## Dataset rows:
=-=-=
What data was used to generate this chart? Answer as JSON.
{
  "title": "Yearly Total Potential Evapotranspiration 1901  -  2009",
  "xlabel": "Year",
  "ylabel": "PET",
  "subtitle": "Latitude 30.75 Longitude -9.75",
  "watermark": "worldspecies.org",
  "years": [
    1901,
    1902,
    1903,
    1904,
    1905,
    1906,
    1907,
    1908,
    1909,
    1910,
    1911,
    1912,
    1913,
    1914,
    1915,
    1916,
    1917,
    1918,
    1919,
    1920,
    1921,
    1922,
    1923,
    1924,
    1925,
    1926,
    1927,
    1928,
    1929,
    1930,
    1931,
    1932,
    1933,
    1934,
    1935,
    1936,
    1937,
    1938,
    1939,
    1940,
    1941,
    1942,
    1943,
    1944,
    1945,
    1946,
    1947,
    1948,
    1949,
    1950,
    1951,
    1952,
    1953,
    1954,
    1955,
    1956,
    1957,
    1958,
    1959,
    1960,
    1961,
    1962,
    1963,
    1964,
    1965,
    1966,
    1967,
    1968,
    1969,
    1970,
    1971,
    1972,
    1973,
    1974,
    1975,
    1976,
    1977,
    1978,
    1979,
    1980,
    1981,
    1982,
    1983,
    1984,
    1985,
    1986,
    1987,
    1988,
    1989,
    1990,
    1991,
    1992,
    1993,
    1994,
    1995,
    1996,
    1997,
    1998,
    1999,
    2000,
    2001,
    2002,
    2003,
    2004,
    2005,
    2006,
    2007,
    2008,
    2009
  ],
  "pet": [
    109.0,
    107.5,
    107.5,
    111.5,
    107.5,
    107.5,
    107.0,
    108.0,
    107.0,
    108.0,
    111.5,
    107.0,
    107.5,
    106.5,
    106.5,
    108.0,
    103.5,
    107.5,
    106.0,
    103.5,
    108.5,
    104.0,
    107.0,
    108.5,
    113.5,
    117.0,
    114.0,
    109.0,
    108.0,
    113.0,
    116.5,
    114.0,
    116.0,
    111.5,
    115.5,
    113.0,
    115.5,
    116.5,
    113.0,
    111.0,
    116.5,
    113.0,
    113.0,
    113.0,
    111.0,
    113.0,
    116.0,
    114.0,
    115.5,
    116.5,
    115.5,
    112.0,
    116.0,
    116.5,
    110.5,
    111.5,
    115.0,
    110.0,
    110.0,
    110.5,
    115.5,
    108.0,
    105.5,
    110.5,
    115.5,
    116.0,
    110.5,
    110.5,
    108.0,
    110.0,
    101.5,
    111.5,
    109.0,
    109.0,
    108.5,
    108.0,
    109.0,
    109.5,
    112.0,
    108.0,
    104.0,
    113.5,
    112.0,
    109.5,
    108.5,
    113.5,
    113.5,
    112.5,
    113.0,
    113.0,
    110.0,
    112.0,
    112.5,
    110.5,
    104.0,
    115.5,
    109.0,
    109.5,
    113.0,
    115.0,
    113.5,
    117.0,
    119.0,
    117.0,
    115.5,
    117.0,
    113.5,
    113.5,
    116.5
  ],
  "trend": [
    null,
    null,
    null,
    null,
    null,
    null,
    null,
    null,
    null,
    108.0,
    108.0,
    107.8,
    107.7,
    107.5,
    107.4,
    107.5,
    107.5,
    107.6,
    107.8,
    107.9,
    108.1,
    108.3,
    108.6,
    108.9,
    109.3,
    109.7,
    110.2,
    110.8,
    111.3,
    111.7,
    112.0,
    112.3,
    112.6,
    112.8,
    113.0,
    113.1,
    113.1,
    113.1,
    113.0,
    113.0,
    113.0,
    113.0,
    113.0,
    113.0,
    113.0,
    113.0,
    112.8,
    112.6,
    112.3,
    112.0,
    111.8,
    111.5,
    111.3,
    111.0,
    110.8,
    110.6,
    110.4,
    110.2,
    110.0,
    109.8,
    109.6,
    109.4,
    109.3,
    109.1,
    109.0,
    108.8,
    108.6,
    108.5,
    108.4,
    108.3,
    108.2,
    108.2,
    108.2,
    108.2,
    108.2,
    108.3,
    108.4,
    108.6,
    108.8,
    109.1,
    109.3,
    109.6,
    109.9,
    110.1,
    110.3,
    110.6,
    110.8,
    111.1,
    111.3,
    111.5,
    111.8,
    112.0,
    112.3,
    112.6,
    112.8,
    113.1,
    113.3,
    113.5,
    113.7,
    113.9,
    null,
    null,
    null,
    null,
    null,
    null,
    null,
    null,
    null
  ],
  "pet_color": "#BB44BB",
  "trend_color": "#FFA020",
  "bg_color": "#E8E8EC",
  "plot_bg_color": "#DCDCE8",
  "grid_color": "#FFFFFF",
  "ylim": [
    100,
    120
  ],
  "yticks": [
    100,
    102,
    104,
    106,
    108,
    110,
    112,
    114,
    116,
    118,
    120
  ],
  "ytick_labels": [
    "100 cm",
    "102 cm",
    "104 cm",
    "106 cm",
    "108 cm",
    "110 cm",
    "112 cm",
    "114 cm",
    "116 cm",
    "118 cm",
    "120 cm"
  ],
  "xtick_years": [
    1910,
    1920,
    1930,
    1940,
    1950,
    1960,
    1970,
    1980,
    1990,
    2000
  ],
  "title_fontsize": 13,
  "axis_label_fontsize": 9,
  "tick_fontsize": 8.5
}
=-=-=
## Problem statement:
Print all of the entries again, exactly as written.

## Correct result:
What data was used to generate this chart? Answer as JSON.
{
  "title": "Yearly Total Potential Evapotranspiration 1901  -  2009",
  "xlabel": "Year",
  "ylabel": "PET",
  "subtitle": "Latitude 30.75 Longitude -9.75",
  "watermark": "worldspecies.org",
  "years": [
    1901,
    1902,
    1903,
    1904,
    1905,
    1906,
    1907,
    1908,
    1909,
    1910,
    1911,
    1912,
    1913,
    1914,
    1915,
    1916,
    1917,
    1918,
    1919,
    1920,
    1921,
    1922,
    1923,
    1924,
    1925,
    1926,
    1927,
    1928,
    1929,
    1930,
    1931,
    1932,
    1933,
    1934,
    1935,
    1936,
    1937,
    1938,
    1939,
    1940,
    1941,
    1942,
    1943,
    1944,
    1945,
    1946,
    1947,
    1948,
    1949,
    1950,
    1951,
    1952,
    1953,
    1954,
    1955,
    1956,
    1957,
    1958,
    1959,
    1960,
    1961,
    1962,
    1963,
    1964,
    1965,
    1966,
    1967,
    1968,
    1969,
    1970,
    1971,
    1972,
    1973,
    1974,
    1975,
    1976,
    1977,
    1978,
    1979,
    1980,
    1981,
    1982,
    1983,
    1984,
    1985,
    1986,
    1987,
    1988,
    1989,
    1990,
    1991,
    1992,
    1993,
    1994,
    1995,
    1996,
    1997,
    1998,
    1999,
    2000,
    2001,
    2002,
    2003,
    2004,
    2005,
    2006,
    2007,
    2008,
    2009
  ],
  "pet": [
    109.0,
    107.5,
    107.5,
    111.5,
    107.5,
    107.5,
    107.0,
    108.0,
    107.0,
    108.0,
    111.5,
    107.0,
    107.5,
    106.5,
    106.5,
    108.0,
    103.5,
    107.5,
    106.0,
    103.5,
    108.5,
    104.0,
    107.0,
    108.5,
    113.5,
    117.0,
    114.0,
    109.0,
    108.0,
    113.0,
    116.5,
    114.0,
    116.0,
    111.5,
    115.5,
    113.0,
    115.5,
    116.5,
    113.0,
    111.0,
    116.5,
    113.0,
    113.0,
    113.0,
    111.0,
    113.0,
    116.0,
    114.0,
    115.5,
    116.5,
    115.5,
    112.0,
    116.0,
    116.5,
    110.5,
    111.5,
    115.0,
    110.0,
    110.0,
    110.5,
    115.5,
    108.0,
    105.5,
    110.5,
    115.5,
    116.0,
    110.5,
    110.5,
    108.0,
    110.0,
    101.5,
    111.5,
    109.0,
    109.0,
    108.5,
    108.0,
    109.0,
    109.5,
    112.0,
    108.0,
    104.0,
    113.5,
    112.0,
    109.5,
    108.5,
    113.5,
    113.5,
    112.5,
    113.0,
    113.0,
    110.0,
    112.0,
    112.5,
    110.5,
    104.0,
    115.5,
    109.0,
    109.5,
    113.0,
    115.0,
    113.5,
    117.0,
    119.0,
    117.0,
    115.5,
    117.0,
    113.5,
    113.5,
    116.5
  ],
  "trend": [
    null,
    null,
    null,
    null,
    null,
    null,
    null,
    null,
    null,
    108.0,
    108.0,
    107.8,
    107.7,
    107.5,
    107.4,
    107.5,
    107.5,
    107.6,
    107.8,
    107.9,
    108.1,
    108.3,
    108.6,
    108.9,
    109.3,
    109.7,
    110.2,
    110.8,
    111.3,
    111.7,
    112.0,
    112.3,
    112.6,
    112.8,
    113.0,
    113.1,
    113.1,
    113.1,
    113.0,
    113.0,
    113.0,
    113.0,
    113.0,
    113.0,
    113.0,
    113.0,
    112.8,
    112.6,
    112.3,
    112.0,
    111.8,
    111.5,
    111.3,
    111.0,
    110.8,
    110.6,
    110.4,
    110.2,
    110.0,
    109.8,
    109.6,
    109.4,
    109.3,
    109.1,
    109.0,
    108.8,
    108.6,
    108.5,
    108.4,
    108.3,
    108.2,
    108.2,
    108.2,
    108.2,
    108.2,
    108.3,
    108.4,
    108.6,
    108.8,
    109.1,
    109.3,
    109.6,
    109.9,
    110.1,
    110.3,
    110.6,
    110.8,
    111.1,
    111.3,
    111.5,
    111.8,
    112.0,
    112.3,
    112.6,
    112.8,
    113.1,
    113.3,
    113.5,
    113.7,
    113.9,
    null,
    null,
    null,
    null,
    null,
    null,
    null,
    null,
    null
  ],
  "pet_color": "#BB44BB",
  "trend_color": "#FFA020",
  "bg_color": "#E8E8EC",
  "plot_bg_color": "#DCDCE8",
  "grid_color": "#FFFFFF",
  "ylim": [
    100,
    120
  ],
  "yticks": [
    100,
    102,
    104,
    106,
    108,
    110,
    112,
    114,
    116,
    118,
    120
  ],
  "ytick_labels": [
    "100 cm",
    "102 cm",
    "104 cm",
    "106 cm",
    "108 cm",
    "110 cm",
    "112 cm",
    "114 cm",
    "116 cm",
    "118 cm",
    "120 cm"
  ],
  "xtick_years": [
    1910,
    1920,
    1930,
    1940,
    1950,
    1960,
    1970,
    1980,
    1990,
    2000
  ],
  "title_fontsize": 13,
  "axis_label_fontsize": 9,
  "tick_fontsize": 8.5
}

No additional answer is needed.